Exclude the pictures and reproduce the remaining data exactly as written.

○ ○ ○ ○

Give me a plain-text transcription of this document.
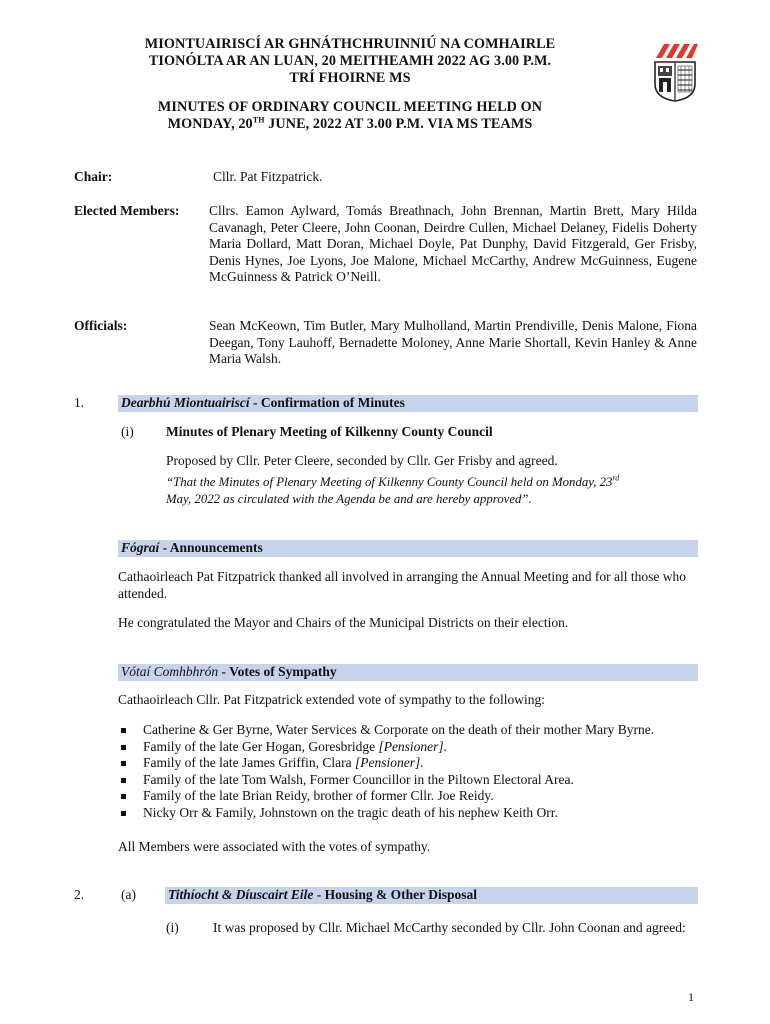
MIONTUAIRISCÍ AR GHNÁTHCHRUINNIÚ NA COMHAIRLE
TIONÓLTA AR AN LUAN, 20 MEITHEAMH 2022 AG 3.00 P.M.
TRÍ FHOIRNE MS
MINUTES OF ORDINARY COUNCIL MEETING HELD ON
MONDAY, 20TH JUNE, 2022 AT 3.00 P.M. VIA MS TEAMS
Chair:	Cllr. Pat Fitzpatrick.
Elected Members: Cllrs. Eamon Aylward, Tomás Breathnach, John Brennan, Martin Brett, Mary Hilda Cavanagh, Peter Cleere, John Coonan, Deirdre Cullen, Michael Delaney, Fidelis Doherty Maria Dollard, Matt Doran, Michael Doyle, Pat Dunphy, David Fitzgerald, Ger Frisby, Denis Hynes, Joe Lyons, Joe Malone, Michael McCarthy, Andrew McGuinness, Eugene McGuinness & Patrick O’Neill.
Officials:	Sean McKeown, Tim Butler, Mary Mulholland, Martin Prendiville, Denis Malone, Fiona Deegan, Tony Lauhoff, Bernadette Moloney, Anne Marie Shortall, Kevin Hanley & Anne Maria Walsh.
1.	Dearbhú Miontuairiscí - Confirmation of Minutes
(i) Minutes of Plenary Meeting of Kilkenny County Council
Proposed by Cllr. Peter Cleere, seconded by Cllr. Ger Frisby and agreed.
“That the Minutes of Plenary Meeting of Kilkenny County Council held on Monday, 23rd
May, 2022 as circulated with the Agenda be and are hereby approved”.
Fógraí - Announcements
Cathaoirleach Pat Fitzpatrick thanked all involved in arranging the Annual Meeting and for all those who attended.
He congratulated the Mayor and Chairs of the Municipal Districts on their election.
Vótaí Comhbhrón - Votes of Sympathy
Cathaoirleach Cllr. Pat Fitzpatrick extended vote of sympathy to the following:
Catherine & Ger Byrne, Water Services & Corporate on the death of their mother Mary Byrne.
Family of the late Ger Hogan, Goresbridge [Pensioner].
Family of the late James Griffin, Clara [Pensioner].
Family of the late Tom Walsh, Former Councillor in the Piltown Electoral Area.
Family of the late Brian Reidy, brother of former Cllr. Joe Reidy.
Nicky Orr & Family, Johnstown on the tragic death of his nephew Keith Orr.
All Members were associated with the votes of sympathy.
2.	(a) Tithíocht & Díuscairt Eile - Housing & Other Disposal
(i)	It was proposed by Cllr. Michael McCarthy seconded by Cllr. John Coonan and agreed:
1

○ ○ ○ ○

Final answer:
Give me a plain-text transcription of this document.
MIONTUAIRISCÍ AR GHNÁTHCHRUINNIÚ NA COMHAIRLE
TIONÓLTA AR AN LUAN, 20 MEITHEAMH 2022 AG 3.00 P.M.
TRÍ FHOIRNE MS
MINUTES OF ORDINARY COUNCIL MEETING HELD ON
MONDAY, 20TH JUNE, 2022 AT 3.00 P.M. VIA MS TEAMS
Chair:	Cllr. Pat Fitzpatrick.
Elected Members: Cllrs. Eamon Aylward, Tomás Breathnach, John Brennan, Martin Brett, Mary Hilda Cavanagh, Peter Cleere, John Coonan, Deirdre Cullen, Michael Delaney, Fidelis Doherty Maria Dollard, Matt Doran, Michael Doyle, Pat Dunphy, David Fitzgerald, Ger Frisby, Denis Hynes, Joe Lyons, Joe Malone, Michael McCarthy, Andrew McGuinness, Eugene McGuinness & Patrick O’Neill.
Officials:	Sean McKeown, Tim Butler, Mary Mulholland, Martin Prendiville, Denis Malone, Fiona Deegan, Tony Lauhoff, Bernadette Moloney, Anne Marie Shortall, Kevin Hanley & Anne Maria Walsh.
1.	Dearbhú Miontuairiscí - Confirmation of Minutes
(i) Minutes of Plenary Meeting of Kilkenny County Council
Proposed by Cllr. Peter Cleere, seconded by Cllr. Ger Frisby and agreed.
“That the Minutes of Plenary Meeting of Kilkenny County Council held on Monday, 23rd
May, 2022 as circulated with the Agenda be and are hereby approved”.
Fógraí - Announcements
Cathaoirleach Pat Fitzpatrick thanked all involved in arranging the Annual Meeting and for all those who attended.
He congratulated the Mayor and Chairs of the Municipal Districts on their election.
Vótaí Comhbhrón - Votes of Sympathy
Cathaoirleach Cllr. Pat Fitzpatrick extended vote of sympathy to the following:
Catherine & Ger Byrne, Water Services & Corporate on the death of their mother Mary Byrne.
Family of the late Ger Hogan, Goresbridge [Pensioner].
Family of the late James Griffin, Clara [Pensioner].
Family of the late Tom Walsh, Former Councillor in the Piltown Electoral Area.
Family of the late Brian Reidy, brother of former Cllr. Joe Reidy.
Nicky Orr & Family, Johnstown on the tragic death of his nephew Keith Orr.
All Members were associated with the votes of sympathy.
2.	(a) Tithíocht & Díuscairt Eile - Housing & Other Disposal
(i)	It was proposed by Cllr. Michael McCarthy seconded by Cllr. John Coonan and agreed:
1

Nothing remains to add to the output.